Identify the lines that contain the word "this", then copy them.

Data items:
§ §

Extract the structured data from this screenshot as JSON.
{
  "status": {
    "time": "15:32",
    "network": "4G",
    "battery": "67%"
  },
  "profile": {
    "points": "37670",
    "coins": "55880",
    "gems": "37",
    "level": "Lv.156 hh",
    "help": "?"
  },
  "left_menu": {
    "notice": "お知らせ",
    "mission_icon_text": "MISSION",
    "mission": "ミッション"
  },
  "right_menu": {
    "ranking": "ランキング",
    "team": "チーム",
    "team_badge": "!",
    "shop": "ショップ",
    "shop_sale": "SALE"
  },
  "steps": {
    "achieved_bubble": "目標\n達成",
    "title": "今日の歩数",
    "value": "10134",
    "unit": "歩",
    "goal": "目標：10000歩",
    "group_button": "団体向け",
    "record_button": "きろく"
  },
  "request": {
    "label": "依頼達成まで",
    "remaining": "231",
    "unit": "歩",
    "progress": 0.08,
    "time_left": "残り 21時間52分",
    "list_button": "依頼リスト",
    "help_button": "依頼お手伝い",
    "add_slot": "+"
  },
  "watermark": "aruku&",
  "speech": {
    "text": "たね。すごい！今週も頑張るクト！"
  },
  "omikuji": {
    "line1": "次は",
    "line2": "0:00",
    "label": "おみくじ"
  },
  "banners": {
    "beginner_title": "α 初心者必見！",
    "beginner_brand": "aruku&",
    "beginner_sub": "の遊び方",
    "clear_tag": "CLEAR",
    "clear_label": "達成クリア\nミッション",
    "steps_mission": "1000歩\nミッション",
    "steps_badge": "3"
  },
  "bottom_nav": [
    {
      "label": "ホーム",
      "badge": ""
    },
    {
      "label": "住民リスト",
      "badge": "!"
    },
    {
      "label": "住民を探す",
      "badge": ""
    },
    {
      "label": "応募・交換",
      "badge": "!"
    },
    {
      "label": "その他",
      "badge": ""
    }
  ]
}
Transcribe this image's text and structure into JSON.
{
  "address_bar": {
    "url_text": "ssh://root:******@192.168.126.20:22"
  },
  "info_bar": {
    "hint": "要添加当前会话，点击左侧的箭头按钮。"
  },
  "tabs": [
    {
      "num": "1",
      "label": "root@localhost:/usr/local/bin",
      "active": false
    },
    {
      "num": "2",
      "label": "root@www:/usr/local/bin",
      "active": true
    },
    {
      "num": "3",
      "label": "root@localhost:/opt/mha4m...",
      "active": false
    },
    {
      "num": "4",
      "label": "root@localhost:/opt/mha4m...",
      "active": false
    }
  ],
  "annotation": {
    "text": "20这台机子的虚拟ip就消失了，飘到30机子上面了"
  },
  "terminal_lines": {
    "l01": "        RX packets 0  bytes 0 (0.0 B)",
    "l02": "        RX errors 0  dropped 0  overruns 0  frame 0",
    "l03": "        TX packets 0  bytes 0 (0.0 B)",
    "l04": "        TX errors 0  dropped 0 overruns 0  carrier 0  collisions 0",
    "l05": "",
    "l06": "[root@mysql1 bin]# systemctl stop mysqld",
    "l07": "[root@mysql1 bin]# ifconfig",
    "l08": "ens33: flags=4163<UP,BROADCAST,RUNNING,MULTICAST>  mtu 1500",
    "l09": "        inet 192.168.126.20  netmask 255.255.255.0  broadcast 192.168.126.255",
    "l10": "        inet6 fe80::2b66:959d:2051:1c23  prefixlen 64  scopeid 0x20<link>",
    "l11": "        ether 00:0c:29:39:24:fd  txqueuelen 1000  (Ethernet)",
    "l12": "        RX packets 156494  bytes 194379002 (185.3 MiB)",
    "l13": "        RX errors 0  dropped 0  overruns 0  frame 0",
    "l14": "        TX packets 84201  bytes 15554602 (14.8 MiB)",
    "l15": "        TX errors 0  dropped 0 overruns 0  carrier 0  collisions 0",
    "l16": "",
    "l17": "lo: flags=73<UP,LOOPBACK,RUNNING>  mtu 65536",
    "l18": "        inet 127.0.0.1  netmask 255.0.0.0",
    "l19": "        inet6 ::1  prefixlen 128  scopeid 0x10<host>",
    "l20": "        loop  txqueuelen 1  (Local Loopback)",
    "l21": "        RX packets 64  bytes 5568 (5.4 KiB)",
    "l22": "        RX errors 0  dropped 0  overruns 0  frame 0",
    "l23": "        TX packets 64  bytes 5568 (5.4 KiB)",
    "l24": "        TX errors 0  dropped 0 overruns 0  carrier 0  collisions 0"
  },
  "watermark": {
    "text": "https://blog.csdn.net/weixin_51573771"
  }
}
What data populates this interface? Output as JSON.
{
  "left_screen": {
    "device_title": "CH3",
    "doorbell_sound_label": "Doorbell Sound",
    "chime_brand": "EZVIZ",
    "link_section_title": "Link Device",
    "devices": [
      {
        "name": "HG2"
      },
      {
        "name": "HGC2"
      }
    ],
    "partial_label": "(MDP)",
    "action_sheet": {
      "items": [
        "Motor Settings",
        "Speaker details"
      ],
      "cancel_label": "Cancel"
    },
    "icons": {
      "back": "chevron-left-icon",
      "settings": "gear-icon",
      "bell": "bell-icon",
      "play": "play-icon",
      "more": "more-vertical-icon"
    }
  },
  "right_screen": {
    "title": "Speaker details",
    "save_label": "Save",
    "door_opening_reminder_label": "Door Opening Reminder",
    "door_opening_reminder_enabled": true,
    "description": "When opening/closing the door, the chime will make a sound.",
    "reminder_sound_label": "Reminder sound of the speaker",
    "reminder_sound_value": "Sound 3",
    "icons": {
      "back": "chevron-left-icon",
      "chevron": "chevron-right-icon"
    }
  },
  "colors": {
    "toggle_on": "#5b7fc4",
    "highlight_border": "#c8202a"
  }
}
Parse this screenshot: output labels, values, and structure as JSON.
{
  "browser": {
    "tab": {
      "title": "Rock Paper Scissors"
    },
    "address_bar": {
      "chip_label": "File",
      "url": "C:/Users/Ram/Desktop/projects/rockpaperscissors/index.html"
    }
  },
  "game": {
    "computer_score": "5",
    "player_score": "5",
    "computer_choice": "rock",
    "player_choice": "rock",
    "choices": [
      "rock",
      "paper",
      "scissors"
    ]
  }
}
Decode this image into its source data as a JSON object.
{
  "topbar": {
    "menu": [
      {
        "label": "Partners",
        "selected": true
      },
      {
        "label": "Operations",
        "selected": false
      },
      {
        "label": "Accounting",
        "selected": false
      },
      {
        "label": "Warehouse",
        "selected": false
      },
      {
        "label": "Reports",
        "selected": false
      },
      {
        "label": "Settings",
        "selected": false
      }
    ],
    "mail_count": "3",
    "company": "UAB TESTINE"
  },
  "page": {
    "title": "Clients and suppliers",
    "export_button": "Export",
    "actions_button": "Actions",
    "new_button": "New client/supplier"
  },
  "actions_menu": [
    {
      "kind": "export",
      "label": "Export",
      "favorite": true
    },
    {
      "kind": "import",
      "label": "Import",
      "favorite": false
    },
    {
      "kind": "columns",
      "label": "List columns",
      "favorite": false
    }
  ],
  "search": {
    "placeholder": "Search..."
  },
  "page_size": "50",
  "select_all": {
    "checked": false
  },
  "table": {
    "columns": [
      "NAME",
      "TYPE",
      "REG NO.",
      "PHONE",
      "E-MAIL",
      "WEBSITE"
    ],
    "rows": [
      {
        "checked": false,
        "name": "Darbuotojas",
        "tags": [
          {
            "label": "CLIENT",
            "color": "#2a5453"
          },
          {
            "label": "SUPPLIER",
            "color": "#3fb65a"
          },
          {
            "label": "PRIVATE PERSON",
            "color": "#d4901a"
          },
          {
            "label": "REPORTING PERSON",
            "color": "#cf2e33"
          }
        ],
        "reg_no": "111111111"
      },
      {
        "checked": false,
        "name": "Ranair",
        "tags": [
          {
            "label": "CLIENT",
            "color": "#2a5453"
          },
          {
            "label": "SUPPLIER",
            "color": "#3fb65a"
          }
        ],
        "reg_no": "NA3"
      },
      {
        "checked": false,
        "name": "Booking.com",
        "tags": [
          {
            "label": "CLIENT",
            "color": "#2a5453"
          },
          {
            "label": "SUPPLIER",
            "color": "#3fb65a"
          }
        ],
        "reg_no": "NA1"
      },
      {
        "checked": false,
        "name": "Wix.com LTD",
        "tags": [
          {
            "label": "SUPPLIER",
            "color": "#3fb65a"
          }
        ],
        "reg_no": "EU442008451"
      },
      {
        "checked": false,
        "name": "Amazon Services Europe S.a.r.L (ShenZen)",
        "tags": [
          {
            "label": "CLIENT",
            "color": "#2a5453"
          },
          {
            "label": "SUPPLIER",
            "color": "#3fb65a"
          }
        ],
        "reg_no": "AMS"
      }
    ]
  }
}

§ §

EXERCISE OUTPUT -
Extract the structured data from this screenshot as JSON.
Transcribe this image's text and structure into JSON.
What data populates this interface? Output as JSON.
Parse this screenshot: output labels, values, and structure as JSON.
Decode this image into its source data as a JSON object.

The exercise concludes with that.